* _DATA SHOWN_
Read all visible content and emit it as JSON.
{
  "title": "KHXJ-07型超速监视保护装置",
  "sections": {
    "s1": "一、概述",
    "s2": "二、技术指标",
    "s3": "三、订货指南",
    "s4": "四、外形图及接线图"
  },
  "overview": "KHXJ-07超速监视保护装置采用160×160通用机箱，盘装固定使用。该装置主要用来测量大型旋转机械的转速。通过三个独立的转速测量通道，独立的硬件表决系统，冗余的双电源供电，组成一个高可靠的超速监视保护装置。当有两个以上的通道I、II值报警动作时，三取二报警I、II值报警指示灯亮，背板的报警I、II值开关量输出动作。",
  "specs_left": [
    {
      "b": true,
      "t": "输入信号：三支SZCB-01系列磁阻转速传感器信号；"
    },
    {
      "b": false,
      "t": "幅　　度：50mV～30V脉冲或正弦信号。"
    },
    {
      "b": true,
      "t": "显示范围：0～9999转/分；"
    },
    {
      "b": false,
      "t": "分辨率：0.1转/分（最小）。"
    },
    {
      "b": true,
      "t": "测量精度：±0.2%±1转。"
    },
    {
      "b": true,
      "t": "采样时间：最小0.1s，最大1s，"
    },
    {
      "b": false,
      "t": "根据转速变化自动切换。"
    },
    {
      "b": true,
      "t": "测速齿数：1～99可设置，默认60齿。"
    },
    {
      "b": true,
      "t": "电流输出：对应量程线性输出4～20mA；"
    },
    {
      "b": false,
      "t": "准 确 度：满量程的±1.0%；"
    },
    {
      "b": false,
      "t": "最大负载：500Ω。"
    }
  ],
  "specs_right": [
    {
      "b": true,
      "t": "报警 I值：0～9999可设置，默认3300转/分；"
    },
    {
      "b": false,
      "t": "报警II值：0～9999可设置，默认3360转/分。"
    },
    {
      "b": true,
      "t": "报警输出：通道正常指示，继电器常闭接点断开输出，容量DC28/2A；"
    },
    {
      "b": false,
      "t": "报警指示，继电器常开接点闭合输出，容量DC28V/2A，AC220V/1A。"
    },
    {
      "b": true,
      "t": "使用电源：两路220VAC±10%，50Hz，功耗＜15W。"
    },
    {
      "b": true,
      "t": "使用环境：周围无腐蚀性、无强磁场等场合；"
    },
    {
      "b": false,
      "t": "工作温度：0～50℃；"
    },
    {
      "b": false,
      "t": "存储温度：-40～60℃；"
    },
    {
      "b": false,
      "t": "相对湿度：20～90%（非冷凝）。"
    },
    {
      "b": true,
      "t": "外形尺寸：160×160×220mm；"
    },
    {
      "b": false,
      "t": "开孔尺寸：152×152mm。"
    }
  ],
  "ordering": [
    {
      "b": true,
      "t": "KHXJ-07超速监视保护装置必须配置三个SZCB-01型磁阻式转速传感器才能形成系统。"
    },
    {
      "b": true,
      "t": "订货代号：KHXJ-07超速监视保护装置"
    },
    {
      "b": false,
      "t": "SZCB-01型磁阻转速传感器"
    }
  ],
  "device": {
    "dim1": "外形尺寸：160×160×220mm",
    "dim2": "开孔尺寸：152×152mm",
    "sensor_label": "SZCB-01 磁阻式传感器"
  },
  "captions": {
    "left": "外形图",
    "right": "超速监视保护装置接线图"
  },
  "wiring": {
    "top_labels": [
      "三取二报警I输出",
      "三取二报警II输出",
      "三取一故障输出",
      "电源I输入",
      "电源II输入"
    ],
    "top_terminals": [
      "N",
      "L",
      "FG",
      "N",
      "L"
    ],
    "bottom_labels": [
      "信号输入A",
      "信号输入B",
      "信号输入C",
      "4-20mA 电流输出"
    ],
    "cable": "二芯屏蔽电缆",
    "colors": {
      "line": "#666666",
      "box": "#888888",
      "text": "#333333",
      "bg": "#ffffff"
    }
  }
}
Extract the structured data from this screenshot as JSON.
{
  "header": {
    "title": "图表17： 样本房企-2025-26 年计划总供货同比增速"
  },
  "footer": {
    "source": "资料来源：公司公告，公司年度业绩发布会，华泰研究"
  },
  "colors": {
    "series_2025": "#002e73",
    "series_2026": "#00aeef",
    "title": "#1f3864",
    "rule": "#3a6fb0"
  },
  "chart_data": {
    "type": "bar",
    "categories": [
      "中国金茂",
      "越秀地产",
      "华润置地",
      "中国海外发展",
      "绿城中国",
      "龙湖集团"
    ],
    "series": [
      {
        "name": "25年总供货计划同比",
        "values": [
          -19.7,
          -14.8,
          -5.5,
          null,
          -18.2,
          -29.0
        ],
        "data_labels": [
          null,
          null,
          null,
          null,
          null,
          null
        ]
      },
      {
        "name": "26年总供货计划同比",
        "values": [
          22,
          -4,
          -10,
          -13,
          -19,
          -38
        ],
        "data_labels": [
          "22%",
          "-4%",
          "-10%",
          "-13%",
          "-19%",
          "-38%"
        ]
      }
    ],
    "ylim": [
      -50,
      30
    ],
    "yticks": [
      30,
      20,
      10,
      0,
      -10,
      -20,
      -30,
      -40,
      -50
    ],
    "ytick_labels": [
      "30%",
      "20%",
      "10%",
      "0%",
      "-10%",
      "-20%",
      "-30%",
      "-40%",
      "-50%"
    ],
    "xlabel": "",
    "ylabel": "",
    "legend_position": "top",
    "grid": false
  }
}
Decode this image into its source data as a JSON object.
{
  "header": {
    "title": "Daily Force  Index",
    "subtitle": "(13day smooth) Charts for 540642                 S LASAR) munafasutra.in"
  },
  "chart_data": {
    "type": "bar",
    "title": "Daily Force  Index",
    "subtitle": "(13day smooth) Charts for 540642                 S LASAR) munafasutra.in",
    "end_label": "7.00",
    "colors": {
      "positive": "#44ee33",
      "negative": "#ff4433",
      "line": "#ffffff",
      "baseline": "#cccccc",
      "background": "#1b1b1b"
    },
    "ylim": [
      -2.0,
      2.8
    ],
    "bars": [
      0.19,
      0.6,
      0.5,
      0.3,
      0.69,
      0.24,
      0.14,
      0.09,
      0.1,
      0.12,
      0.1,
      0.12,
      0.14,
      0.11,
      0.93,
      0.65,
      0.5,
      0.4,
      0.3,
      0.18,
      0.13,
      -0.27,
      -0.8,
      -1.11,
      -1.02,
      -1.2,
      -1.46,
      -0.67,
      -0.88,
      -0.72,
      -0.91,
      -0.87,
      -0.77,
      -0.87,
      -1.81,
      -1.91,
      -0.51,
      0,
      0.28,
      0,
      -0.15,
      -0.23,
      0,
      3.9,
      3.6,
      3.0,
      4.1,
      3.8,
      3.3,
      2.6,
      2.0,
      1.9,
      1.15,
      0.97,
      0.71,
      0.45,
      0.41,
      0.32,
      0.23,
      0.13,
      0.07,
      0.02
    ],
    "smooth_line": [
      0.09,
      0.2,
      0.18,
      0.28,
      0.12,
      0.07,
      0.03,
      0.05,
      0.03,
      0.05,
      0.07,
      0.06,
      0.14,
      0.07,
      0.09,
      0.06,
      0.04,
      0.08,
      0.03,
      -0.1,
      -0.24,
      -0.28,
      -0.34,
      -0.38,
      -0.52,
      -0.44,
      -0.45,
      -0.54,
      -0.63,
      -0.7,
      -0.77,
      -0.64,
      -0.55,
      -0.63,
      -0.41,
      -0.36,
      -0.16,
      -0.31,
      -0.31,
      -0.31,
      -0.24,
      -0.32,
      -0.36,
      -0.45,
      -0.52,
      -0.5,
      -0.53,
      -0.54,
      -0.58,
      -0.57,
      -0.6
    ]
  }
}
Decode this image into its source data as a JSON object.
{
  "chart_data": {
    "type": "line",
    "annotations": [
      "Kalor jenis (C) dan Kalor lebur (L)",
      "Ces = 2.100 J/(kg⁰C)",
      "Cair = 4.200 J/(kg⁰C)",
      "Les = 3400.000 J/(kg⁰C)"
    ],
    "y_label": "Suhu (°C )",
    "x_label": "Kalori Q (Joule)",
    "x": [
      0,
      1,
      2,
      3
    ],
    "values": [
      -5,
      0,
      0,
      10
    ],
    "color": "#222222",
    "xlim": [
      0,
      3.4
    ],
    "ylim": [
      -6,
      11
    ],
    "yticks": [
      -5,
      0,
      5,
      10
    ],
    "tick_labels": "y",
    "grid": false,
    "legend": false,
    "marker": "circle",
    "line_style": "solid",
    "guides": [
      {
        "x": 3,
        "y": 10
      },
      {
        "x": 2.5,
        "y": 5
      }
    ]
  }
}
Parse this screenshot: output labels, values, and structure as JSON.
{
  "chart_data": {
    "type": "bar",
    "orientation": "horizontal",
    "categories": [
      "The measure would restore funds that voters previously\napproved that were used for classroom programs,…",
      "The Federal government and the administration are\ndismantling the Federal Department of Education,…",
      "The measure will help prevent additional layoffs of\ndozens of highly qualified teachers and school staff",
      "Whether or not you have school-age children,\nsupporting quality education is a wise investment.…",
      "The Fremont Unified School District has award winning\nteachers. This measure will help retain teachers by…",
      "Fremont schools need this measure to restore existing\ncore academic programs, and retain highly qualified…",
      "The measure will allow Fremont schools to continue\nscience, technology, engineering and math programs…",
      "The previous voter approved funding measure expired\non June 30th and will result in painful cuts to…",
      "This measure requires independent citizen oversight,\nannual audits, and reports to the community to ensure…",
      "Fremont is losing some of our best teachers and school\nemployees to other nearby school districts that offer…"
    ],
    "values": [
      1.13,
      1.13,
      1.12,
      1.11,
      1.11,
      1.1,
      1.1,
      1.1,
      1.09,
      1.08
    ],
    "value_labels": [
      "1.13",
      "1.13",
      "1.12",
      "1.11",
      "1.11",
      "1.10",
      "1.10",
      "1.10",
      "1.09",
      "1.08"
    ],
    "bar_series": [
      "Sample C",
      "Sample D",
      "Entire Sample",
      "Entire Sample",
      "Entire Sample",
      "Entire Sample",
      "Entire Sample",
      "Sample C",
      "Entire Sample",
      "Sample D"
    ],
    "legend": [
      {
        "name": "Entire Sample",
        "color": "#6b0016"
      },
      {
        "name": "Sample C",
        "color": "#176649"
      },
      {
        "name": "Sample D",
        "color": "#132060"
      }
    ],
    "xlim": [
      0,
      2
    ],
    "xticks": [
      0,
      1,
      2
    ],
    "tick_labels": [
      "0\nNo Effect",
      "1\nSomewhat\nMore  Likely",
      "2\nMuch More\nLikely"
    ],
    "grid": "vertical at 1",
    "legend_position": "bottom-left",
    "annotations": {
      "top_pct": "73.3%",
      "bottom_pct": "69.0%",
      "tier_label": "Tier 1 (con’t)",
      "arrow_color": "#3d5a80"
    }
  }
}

* _GIVEN TASK_
Reply with one number only, the count of lines above that hold the string "Charts".

* _RESPONSE TO THE TASK_
2